### Written instruction:
Each line in the entries below that holds the string "капитального" is to be listed.

### Material:
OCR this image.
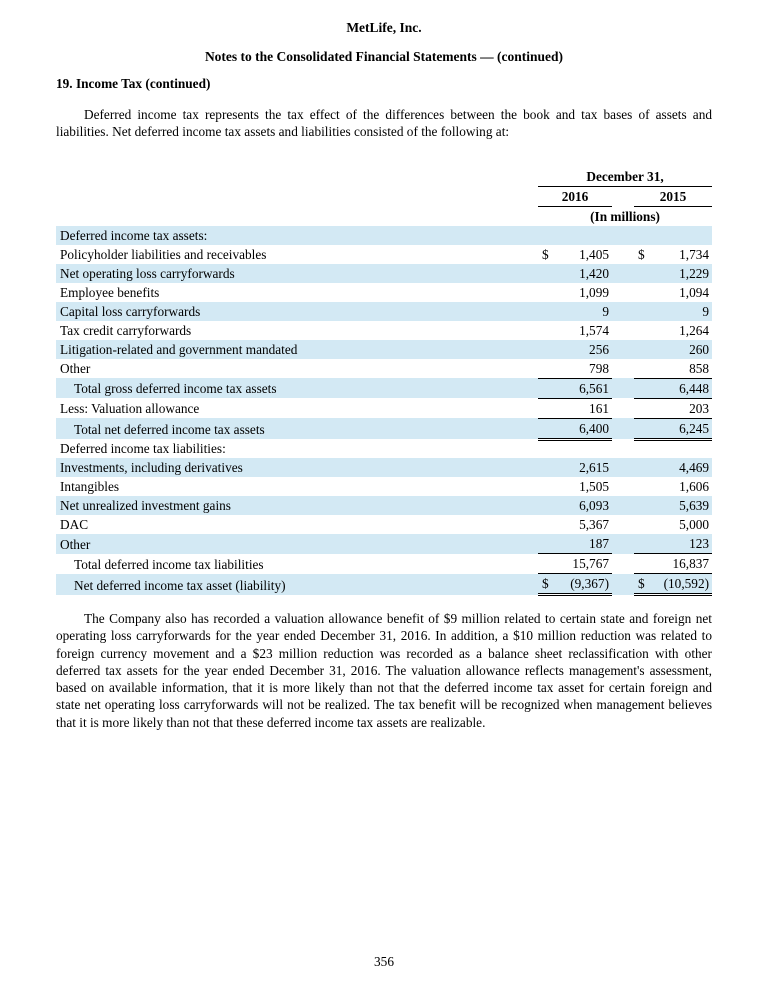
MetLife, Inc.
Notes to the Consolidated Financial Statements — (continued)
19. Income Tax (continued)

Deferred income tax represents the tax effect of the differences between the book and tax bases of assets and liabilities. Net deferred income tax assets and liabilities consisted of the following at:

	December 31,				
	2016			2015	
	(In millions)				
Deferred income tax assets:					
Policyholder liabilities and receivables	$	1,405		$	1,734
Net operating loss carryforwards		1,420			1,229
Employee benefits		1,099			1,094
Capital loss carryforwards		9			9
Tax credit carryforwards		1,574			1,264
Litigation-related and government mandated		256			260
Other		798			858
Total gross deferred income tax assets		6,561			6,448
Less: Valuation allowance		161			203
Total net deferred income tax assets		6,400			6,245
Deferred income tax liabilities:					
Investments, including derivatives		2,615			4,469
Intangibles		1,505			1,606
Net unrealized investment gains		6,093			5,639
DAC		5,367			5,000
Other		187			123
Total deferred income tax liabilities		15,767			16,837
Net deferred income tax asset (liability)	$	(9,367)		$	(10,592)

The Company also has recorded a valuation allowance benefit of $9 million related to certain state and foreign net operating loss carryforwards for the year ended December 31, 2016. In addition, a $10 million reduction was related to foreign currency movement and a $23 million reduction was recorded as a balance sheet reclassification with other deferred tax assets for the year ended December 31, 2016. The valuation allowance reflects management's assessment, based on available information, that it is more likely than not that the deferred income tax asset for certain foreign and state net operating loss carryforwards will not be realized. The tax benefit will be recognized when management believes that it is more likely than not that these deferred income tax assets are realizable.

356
==
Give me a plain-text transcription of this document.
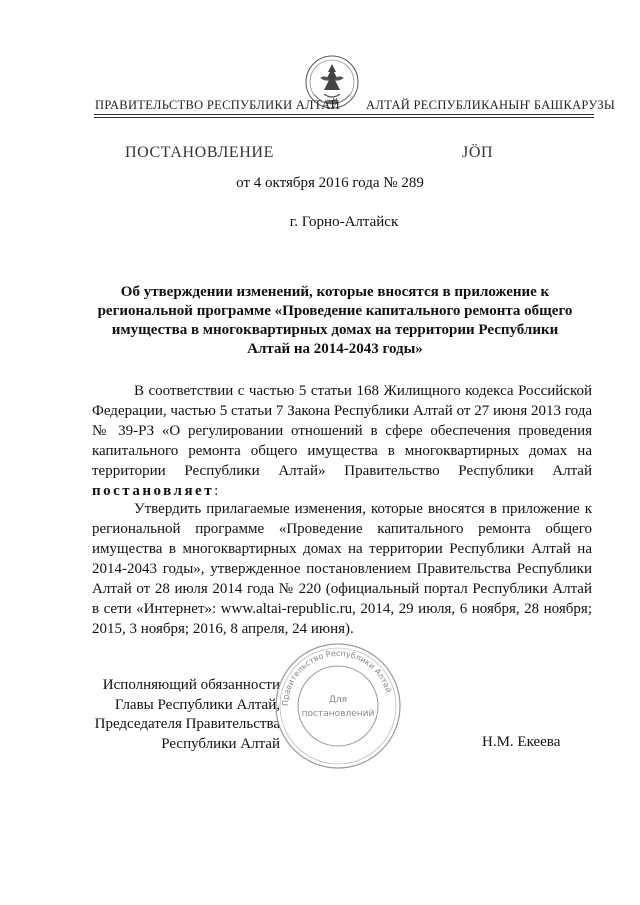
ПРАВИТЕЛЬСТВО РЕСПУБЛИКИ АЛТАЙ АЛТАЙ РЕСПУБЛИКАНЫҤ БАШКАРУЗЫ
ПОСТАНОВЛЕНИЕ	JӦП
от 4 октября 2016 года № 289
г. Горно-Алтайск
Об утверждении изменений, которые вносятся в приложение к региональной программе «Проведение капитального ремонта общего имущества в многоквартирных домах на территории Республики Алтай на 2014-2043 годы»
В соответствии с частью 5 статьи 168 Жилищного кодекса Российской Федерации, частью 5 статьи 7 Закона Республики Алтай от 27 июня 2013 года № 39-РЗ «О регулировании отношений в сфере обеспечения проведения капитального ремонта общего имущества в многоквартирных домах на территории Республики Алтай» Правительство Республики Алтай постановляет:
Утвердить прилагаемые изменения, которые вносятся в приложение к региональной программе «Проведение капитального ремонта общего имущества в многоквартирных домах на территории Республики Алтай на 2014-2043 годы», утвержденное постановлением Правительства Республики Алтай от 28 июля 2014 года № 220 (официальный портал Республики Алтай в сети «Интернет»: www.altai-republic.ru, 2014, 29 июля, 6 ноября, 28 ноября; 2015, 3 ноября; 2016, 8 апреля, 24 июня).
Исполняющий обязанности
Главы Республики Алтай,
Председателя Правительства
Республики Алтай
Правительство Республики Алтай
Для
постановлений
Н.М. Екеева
...
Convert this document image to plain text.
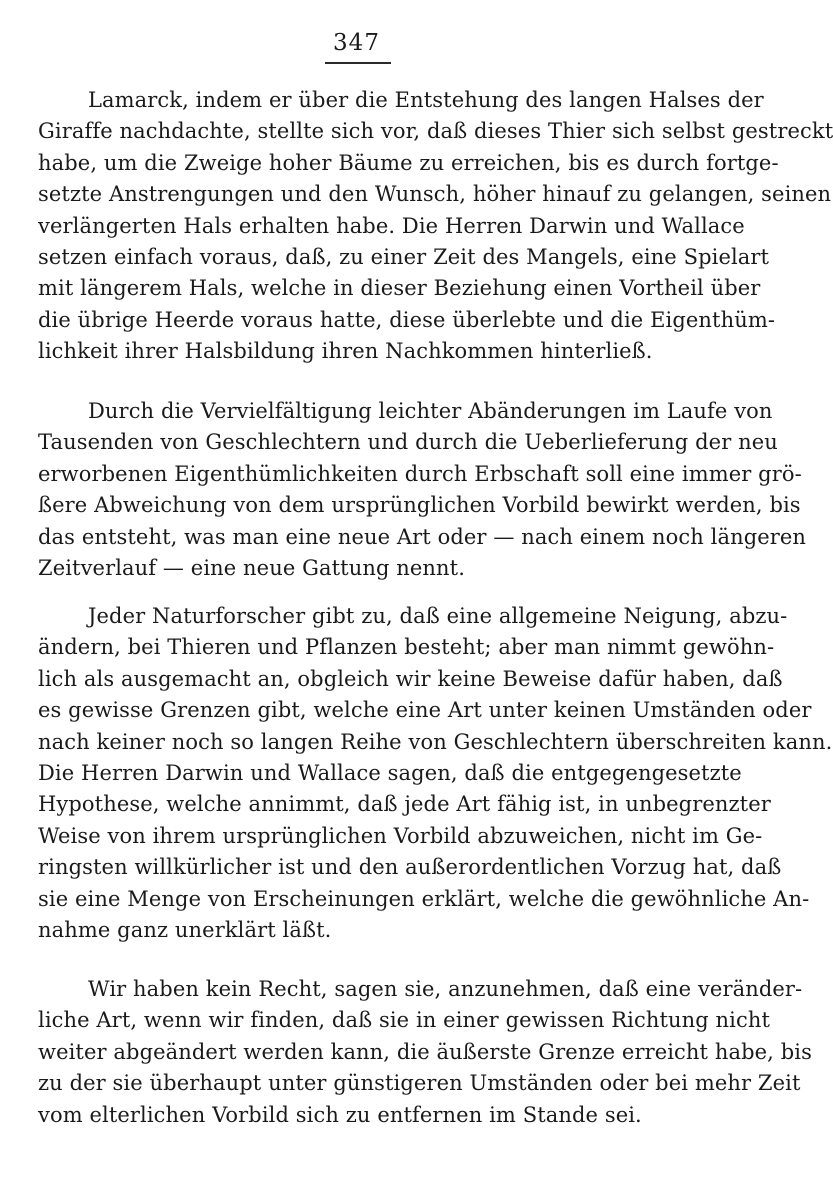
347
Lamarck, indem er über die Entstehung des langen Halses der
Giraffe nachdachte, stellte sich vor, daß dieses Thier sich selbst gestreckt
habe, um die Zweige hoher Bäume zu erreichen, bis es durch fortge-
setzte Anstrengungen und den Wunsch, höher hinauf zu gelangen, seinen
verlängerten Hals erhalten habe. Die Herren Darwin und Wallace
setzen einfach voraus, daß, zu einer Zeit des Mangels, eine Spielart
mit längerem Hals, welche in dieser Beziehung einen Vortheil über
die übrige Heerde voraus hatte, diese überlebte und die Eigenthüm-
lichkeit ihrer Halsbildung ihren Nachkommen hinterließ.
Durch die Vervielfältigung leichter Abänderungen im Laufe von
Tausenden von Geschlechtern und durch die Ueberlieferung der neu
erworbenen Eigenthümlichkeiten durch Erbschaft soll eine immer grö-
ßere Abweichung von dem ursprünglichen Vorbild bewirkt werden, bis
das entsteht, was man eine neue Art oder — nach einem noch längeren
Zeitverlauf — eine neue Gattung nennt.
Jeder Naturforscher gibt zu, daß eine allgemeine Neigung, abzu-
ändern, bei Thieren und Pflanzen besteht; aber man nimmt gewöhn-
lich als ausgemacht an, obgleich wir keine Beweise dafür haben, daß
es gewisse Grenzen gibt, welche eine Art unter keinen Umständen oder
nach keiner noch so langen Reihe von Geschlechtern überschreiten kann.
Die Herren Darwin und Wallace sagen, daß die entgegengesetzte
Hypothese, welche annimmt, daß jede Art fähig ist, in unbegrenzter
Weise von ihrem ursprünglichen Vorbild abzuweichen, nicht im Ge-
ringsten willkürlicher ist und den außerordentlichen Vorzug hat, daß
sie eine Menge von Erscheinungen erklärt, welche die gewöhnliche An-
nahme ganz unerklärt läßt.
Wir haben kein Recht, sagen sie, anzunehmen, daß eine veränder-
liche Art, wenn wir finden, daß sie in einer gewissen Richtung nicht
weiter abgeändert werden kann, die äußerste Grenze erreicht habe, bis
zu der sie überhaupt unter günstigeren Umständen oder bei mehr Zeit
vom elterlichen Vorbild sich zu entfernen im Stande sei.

### Complete answer:
Об утверждении изменений, которые вносятся в приложение к региональной программе «Проведение капитального ремонта общего имущества в многоквартирных домах на территории Республики Алтай на 2014-2043 годы»
В соответствии с частью 5 статьи 168 Жилищного кодекса Российской Федерации, частью 5 статьи 7 Закона Республики Алтай от 27 июня 2013 года № 39-РЗ «О регулировании отношений в сфере обеспечения проведения капитального ремонта общего имущества в многоквартирных домах на территории Республики Алтай» Правительство Республики Алтай постановляет:
Утвердить прилагаемые изменения, которые вносятся в приложение к региональной программе «Проведение капитального ремонта общего имущества в многоквартирных домах на территории Республики Алтай на 2014-2043 годы», утвержденное постановлением Правительства Республики Алтай от 28 июля 2014 года № 220 (официальный портал Республики Алтай в сети «Интернет»: www.altai-republic.ru, 2014, 29 июля, 6 ноября, 28 ноября; 2015, 3 ноября; 2016, 8 апреля, 24 июня).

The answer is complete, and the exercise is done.